== Records to process ==
──────────────────────────────

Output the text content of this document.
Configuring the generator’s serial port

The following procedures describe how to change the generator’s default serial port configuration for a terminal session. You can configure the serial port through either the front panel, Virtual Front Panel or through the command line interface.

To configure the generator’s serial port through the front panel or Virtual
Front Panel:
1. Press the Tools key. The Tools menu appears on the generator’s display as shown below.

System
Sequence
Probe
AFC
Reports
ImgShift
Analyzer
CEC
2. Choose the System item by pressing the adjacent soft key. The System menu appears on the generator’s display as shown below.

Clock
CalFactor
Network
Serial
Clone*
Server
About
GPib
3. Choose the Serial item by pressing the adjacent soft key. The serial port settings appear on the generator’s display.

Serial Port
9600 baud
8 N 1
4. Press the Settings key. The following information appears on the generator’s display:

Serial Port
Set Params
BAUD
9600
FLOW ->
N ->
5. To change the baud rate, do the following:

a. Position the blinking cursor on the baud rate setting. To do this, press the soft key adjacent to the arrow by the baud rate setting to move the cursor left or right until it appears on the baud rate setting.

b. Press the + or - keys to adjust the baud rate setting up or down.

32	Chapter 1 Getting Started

──────────────────────────────

Write out all the entries exactly.

== Final result ==
Output the text content of this document.
Configuring the generator’s serial port

The following procedures describe how to change the generator’s default serial port configuration for a terminal session. You can configure the serial port through either the front panel, Virtual Front Panel or through the command line interface.

To configure the generator’s serial port through the front panel or Virtual
Front Panel:
1. Press the Tools key. The Tools menu appears on the generator’s display as shown below.

System
Sequence
Probe
AFC
Reports
ImgShift
Analyzer
CEC
2. Choose the System item by pressing the adjacent soft key. The System menu appears on the generator’s display as shown below.

Clock
CalFactor
Network
Serial
Clone*
Server
About
GPib
3. Choose the Serial item by pressing the adjacent soft key. The serial port settings appear on the generator’s display.

Serial Port
9600 baud
8 N 1
4. Press the Settings key. The following information appears on the generator’s display:

Serial Port
Set Params
BAUD
9600
FLOW ->
N ->
5. To change the baud rate, do the following:

a. Position the blinking cursor on the baud rate setting. To do this, press the soft key adjacent to the arrow by the baud rate setting to move the cursor left or right until it appears on the baud rate setting.

b. Press the + or - keys to adjust the baud rate setting up or down.

32	Chapter 1 Getting Started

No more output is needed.